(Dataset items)
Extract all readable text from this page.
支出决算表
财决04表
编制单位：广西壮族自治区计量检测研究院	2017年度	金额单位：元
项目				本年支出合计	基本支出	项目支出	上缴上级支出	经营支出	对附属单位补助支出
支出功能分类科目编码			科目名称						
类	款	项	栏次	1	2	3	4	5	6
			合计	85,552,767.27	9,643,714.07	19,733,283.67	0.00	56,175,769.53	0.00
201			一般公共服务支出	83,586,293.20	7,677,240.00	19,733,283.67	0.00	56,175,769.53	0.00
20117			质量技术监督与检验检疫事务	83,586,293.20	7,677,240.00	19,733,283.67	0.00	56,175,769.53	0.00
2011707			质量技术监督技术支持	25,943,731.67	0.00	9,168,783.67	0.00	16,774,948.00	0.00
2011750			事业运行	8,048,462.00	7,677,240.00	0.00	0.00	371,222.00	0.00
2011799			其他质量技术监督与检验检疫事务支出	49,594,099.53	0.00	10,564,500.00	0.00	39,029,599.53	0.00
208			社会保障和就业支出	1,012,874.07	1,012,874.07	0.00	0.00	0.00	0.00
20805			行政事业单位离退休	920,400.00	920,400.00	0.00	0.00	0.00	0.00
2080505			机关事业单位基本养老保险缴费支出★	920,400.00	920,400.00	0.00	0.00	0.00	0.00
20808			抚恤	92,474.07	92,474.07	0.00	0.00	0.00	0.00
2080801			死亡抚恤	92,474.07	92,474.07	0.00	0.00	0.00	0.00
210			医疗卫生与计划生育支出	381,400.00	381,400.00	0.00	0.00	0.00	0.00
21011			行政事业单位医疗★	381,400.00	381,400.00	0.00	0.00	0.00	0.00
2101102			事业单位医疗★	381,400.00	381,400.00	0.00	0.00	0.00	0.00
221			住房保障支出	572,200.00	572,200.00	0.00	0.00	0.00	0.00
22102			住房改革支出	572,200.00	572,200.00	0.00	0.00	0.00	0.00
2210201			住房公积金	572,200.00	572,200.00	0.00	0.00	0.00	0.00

-- Requirements --
Repeat every entry exactly, please.

-- Answer to the task --
Extract all readable text from this page.
支出决算表
财决04表
编制单位：广西壮族自治区计量检测研究院	2017年度	金额单位：元
项目				本年支出合计	基本支出	项目支出	上缴上级支出	经营支出	对附属单位补助支出
支出功能分类科目编码			科目名称						
类	款	项	栏次	1	2	3	4	5	6
			合计	85,552,767.27	9,643,714.07	19,733,283.67	0.00	56,175,769.53	0.00
201			一般公共服务支出	83,586,293.20	7,677,240.00	19,733,283.67	0.00	56,175,769.53	0.00
20117			质量技术监督与检验检疫事务	83,586,293.20	7,677,240.00	19,733,283.67	0.00	56,175,769.53	0.00
2011707			质量技术监督技术支持	25,943,731.67	0.00	9,168,783.67	0.00	16,774,948.00	0.00
2011750			事业运行	8,048,462.00	7,677,240.00	0.00	0.00	371,222.00	0.00
2011799			其他质量技术监督与检验检疫事务支出	49,594,099.53	0.00	10,564,500.00	0.00	39,029,599.53	0.00
208			社会保障和就业支出	1,012,874.07	1,012,874.07	0.00	0.00	0.00	0.00
20805			行政事业单位离退休	920,400.00	920,400.00	0.00	0.00	0.00	0.00
2080505			机关事业单位基本养老保险缴费支出★	920,400.00	920,400.00	0.00	0.00	0.00	0.00
20808			抚恤	92,474.07	92,474.07	0.00	0.00	0.00	0.00
2080801			死亡抚恤	92,474.07	92,474.07	0.00	0.00	0.00	0.00
210			医疗卫生与计划生育支出	381,400.00	381,400.00	0.00	0.00	0.00	0.00
21011			行政事业单位医疗★	381,400.00	381,400.00	0.00	0.00	0.00	0.00
2101102			事业单位医疗★	381,400.00	381,400.00	0.00	0.00	0.00	0.00
221			住房保障支出	572,200.00	572,200.00	0.00	0.00	0.00	0.00
22102			住房改革支出	572,200.00	572,200.00	0.00	0.00	0.00	0.00
2210201			住房公积金	572,200.00	572,200.00	0.00	0.00	0.00	0.00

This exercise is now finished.